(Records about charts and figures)
■ ■ ■ ■
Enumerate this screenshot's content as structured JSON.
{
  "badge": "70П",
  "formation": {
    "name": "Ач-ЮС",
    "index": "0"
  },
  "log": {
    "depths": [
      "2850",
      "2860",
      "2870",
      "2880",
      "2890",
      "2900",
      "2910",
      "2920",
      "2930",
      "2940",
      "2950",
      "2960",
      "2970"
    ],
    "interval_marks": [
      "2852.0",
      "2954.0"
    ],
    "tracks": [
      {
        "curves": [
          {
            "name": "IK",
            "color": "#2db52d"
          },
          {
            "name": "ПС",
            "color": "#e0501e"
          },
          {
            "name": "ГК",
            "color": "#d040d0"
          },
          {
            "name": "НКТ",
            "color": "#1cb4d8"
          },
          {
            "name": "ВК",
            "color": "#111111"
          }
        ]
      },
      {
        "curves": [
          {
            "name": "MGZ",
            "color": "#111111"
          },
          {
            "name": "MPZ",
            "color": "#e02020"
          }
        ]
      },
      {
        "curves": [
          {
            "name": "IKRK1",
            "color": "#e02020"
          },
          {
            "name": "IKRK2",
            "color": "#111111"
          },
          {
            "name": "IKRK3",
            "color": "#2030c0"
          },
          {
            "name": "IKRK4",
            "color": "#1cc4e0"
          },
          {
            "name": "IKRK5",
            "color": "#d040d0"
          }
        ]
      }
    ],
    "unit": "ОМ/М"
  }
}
■ ■ ■ ■
* Task to carry out: Retype the records above exactly.

* Answer:
Enumerate this screenshot's content as structured JSON.
{
  "badge": "70П",
  "formation": {
    "name": "Ач-ЮС",
    "index": "0"
  },
  "log": {
    "depths": [
      "2850",
      "2860",
      "2870",
      "2880",
      "2890",
      "2900",
      "2910",
      "2920",
      "2930",
      "2940",
      "2950",
      "2960",
      "2970"
    ],
    "interval_marks": [
      "2852.0",
      "2954.0"
    ],
    "tracks": [
      {
        "curves": [
          {
            "name": "IK",
            "color": "#2db52d"
          },
          {
            "name": "ПС",
            "color": "#e0501e"
          },
          {
            "name": "ГК",
            "color": "#d040d0"
          },
          {
            "name": "НКТ",
            "color": "#1cb4d8"
          },
          {
            "name": "ВК",
            "color": "#111111"
          }
        ]
      },
      {
        "curves": [
          {
            "name": "MGZ",
            "color": "#111111"
          },
          {
            "name": "MPZ",
            "color": "#e02020"
          }
        ]
      },
      {
        "curves": [
          {
            "name": "IKRK1",
            "color": "#e02020"
          },
          {
            "name": "IKRK2",
            "color": "#111111"
          },
          {
            "name": "IKRK3",
            "color": "#2030c0"
          },
          {
            "name": "IKRK4",
            "color": "#1cc4e0"
          },
          {
            "name": "IKRK5",
            "color": "#d040d0"
          }
        ]
      }
    ],
    "unit": "ОМ/М"
  }
}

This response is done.